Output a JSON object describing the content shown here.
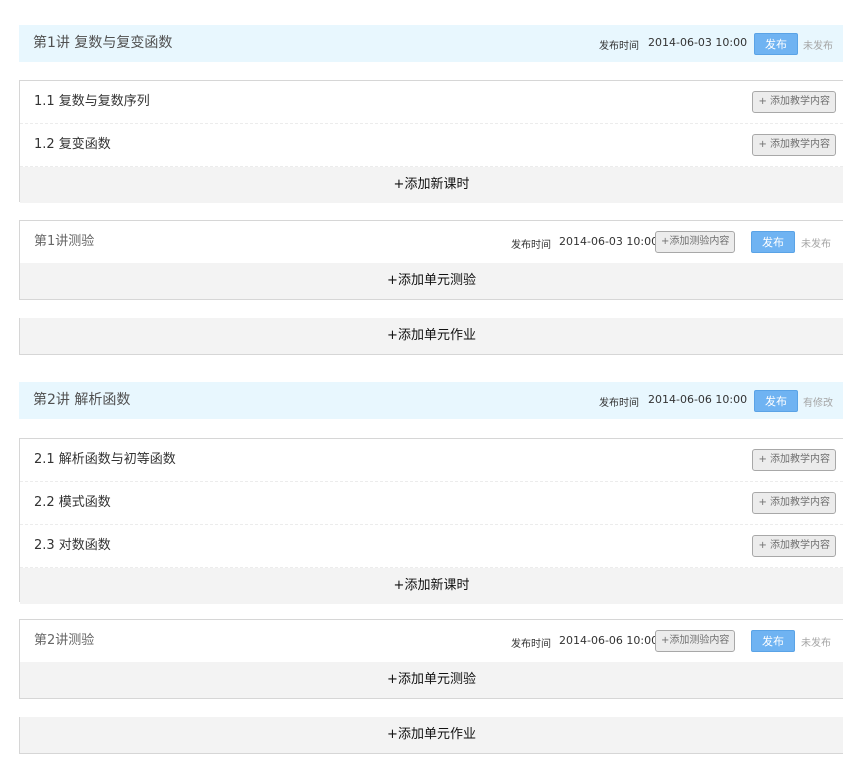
{
  "chapters": [
    {
      "title": "第1讲 复数与复变函数",
      "publish_time_label": "发布时间",
      "publish_time": "2014-06-03 10:00",
      "publish_button": "发布",
      "status": "未发布",
      "lessons": [
        {
          "label": "1.1 复数与复数序列",
          "add_button": "+ 添加教学内容"
        },
        {
          "label": "1.2 复变函数",
          "add_button": "+ 添加教学内容"
        }
      ],
      "add_lesson": "+添加新课时",
      "quiz": {
        "title": "第1讲测验",
        "publish_time_label": "发布时间",
        "publish_time": "2014-06-03 10:00",
        "add_button": "+添加测验内容",
        "publish_button": "发布",
        "status": "未发布",
        "add_quiz": "+添加单元测验"
      },
      "add_homework": "+添加单元作业"
    },
    {
      "title": "第2讲 解析函数",
      "publish_time_label": "发布时间",
      "publish_time": "2014-06-06 10:00",
      "publish_button": "发布",
      "status": "有修改",
      "lessons": [
        {
          "label": "2.1 解析函数与初等函数",
          "add_button": "+ 添加教学内容"
        },
        {
          "label": "2.2 模式函数",
          "add_button": "+ 添加教学内容"
        },
        {
          "label": "2.3 对数函数",
          "add_button": "+ 添加教学内容"
        }
      ],
      "add_lesson": "+添加新课时",
      "quiz": {
        "title": "第2讲测验",
        "publish_time_label": "发布时间",
        "publish_time": "2014-06-06 10:00",
        "add_button": "+添加测验内容",
        "publish_button": "发布",
        "status": "未发布",
        "add_quiz": "+添加单元测验"
      },
      "add_homework": "+添加单元作业"
    }
  ],
  "colors": {
    "header_bg": "#e8f7fe",
    "publish_button_bg": "#6fb3f2",
    "add_bar_bg": "#f3f3f3",
    "status_text": "#a5a5a5"
  }
}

● ● ● ● ●

Written request |
Pictures in the records above are left out; print everything else exactly as written.

Solution for this exercise |
Output a JSON object describing the content shown here.
{
  "chapters": [
    {
      "title": "第1讲 复数与复变函数",
      "publish_time_label": "发布时间",
      "publish_time": "2014-06-03 10:00",
      "publish_button": "发布",
      "status": "未发布",
      "lessons": [
        {
          "label": "1.1 复数与复数序列",
          "add_button": "+ 添加教学内容"
        },
        {
          "label": "1.2 复变函数",
          "add_button": "+ 添加教学内容"
        }
      ],
      "add_lesson": "+添加新课时",
      "quiz": {
        "title": "第1讲测验",
        "publish_time_label": "发布时间",
        "publish_time": "2014-06-03 10:00",
        "add_button": "+添加测验内容",
        "publish_button": "发布",
        "status": "未发布",
        "add_quiz": "+添加单元测验"
      },
      "add_homework": "+添加单元作业"
    },
    {
      "title": "第2讲 解析函数",
      "publish_time_label": "发布时间",
      "publish_time": "2014-06-06 10:00",
      "publish_button": "发布",
      "status": "有修改",
      "lessons": [
        {
          "label": "2.1 解析函数与初等函数",
          "add_button": "+ 添加教学内容"
        },
        {
          "label": "2.2 模式函数",
          "add_button": "+ 添加教学内容"
        },
        {
          "label": "2.3 对数函数",
          "add_button": "+ 添加教学内容"
        }
      ],
      "add_lesson": "+添加新课时",
      "quiz": {
        "title": "第2讲测验",
        "publish_time_label": "发布时间",
        "publish_time": "2014-06-06 10:00",
        "add_button": "+添加测验内容",
        "publish_button": "发布",
        "status": "未发布",
        "add_quiz": "+添加单元测验"
      },
      "add_homework": "+添加单元作业"
    }
  ],
  "colors": {
    "header_bg": "#e8f7fe",
    "publish_button_bg": "#6fb3f2",
    "add_bar_bg": "#f3f3f3",
    "status_text": "#a5a5a5"
  }
}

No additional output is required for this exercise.